* What is being asked
Read the lines below and count those that have the word "środków". Respond with the number only.

──────────────────────────────

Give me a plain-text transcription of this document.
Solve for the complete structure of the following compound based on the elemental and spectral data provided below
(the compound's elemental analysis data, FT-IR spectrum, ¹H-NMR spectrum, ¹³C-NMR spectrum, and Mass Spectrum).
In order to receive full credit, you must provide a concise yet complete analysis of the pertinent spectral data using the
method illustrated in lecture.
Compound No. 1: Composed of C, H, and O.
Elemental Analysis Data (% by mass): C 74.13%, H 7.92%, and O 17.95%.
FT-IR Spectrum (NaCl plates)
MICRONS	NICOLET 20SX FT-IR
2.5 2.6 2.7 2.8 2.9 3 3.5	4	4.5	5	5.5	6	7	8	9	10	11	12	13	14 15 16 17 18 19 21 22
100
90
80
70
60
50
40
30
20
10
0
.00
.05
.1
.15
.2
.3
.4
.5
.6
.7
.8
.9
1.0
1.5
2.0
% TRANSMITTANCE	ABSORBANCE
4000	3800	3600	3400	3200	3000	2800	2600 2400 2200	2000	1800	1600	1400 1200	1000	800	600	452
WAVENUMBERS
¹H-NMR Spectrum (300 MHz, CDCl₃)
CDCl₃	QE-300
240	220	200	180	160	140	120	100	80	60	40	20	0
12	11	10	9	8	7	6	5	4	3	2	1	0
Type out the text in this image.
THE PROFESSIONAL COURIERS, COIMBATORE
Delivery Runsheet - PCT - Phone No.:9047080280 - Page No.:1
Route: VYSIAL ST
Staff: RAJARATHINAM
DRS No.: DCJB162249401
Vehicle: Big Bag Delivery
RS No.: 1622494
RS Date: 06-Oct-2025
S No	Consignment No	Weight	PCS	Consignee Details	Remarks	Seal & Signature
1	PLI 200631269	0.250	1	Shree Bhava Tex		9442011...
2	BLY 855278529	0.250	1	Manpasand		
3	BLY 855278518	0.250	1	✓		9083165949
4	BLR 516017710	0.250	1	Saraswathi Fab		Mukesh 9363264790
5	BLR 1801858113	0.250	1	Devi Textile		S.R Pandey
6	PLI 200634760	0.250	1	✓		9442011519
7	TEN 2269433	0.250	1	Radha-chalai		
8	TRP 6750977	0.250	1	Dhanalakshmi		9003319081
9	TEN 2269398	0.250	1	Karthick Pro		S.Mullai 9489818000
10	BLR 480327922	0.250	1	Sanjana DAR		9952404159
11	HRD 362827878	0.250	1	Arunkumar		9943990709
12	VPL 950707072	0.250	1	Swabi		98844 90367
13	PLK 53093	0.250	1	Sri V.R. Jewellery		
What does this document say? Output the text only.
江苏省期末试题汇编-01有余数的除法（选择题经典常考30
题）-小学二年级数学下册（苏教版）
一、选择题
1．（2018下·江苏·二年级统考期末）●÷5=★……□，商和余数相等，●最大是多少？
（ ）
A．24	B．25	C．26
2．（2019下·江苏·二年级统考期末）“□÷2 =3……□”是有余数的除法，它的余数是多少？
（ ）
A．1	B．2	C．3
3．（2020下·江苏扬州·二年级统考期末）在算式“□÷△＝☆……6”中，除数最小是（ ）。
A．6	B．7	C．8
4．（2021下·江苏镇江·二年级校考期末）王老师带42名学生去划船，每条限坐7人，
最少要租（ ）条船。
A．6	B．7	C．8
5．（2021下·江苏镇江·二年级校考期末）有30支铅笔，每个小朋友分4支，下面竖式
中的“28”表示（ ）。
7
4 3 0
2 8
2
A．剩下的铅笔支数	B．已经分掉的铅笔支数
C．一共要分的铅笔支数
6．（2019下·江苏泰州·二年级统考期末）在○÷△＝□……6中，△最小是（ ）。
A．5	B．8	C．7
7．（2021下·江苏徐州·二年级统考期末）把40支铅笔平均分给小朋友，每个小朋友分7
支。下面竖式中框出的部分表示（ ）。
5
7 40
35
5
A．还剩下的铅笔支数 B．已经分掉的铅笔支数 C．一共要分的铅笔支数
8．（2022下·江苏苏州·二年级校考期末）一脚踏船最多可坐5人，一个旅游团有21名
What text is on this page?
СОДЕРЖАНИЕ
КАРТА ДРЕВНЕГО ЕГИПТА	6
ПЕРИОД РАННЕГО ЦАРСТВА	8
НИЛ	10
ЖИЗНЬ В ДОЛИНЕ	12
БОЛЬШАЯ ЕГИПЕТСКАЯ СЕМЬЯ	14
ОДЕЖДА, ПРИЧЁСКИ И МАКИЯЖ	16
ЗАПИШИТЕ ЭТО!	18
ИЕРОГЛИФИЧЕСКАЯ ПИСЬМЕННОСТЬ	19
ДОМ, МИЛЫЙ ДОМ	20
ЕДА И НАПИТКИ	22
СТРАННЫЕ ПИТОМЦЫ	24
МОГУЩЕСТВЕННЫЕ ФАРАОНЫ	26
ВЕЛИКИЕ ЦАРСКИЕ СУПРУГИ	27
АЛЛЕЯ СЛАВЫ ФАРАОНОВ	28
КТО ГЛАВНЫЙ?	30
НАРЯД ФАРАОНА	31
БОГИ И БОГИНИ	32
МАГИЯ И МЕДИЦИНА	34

──────────────────────────────

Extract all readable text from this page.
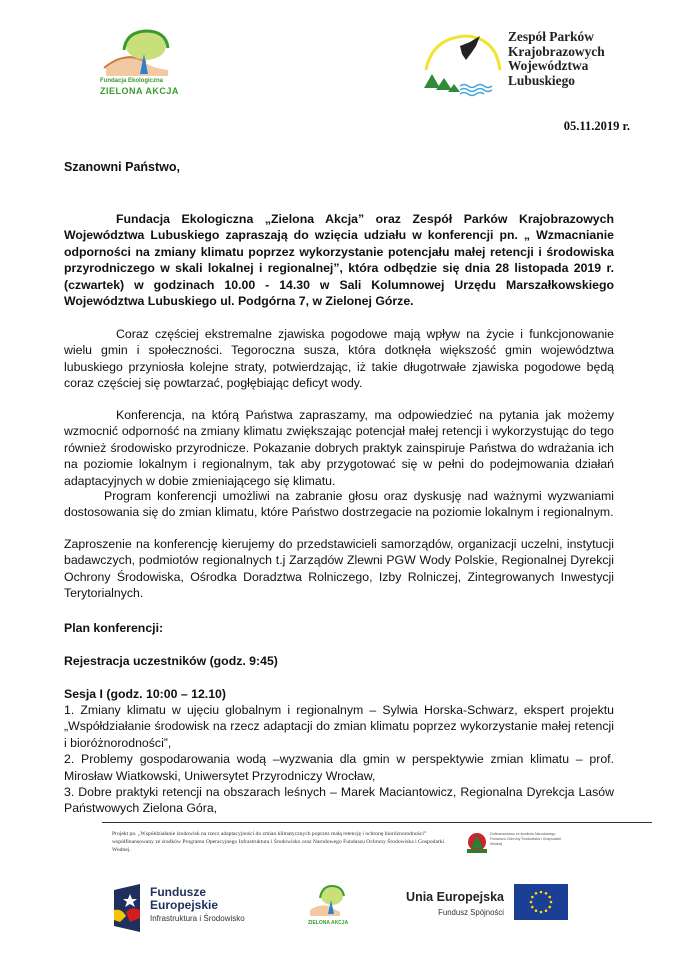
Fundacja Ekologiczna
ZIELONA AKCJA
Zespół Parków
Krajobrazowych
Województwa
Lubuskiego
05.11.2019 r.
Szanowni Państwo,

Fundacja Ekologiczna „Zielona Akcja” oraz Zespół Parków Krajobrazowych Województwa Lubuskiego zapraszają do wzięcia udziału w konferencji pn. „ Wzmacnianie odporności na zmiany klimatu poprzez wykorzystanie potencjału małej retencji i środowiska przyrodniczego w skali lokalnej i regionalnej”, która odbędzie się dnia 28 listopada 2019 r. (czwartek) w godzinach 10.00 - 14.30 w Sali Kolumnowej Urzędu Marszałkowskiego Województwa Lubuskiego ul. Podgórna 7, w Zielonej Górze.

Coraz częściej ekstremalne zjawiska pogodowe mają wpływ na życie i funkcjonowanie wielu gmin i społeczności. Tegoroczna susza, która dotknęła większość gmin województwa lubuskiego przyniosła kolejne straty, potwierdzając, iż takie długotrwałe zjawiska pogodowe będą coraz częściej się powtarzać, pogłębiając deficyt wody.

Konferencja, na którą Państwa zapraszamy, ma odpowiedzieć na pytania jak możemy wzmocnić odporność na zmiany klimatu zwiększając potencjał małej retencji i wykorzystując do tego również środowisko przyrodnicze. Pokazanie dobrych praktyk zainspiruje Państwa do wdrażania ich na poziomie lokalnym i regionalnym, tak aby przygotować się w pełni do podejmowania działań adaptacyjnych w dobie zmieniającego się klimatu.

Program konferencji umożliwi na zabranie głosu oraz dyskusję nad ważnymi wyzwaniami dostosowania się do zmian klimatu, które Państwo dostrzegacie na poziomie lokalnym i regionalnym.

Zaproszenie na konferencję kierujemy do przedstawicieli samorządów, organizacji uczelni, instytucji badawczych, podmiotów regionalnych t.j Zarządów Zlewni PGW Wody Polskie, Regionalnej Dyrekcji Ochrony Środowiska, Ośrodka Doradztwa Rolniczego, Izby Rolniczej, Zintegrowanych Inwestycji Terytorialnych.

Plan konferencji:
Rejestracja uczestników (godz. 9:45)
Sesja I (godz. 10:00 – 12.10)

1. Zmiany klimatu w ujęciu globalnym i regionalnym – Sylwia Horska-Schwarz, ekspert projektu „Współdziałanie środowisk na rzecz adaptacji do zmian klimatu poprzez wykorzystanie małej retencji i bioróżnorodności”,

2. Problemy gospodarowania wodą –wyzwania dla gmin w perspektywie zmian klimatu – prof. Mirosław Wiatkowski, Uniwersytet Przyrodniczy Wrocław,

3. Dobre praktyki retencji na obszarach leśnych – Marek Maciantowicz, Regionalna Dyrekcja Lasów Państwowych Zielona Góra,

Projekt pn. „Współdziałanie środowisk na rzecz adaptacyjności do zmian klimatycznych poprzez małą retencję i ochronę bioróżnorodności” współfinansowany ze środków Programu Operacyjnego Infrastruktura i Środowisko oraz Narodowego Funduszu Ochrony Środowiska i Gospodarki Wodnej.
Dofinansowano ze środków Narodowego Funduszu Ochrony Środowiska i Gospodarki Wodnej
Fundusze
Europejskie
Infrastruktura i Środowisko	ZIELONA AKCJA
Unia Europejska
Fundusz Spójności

──────────────────────────────

* Correct result
2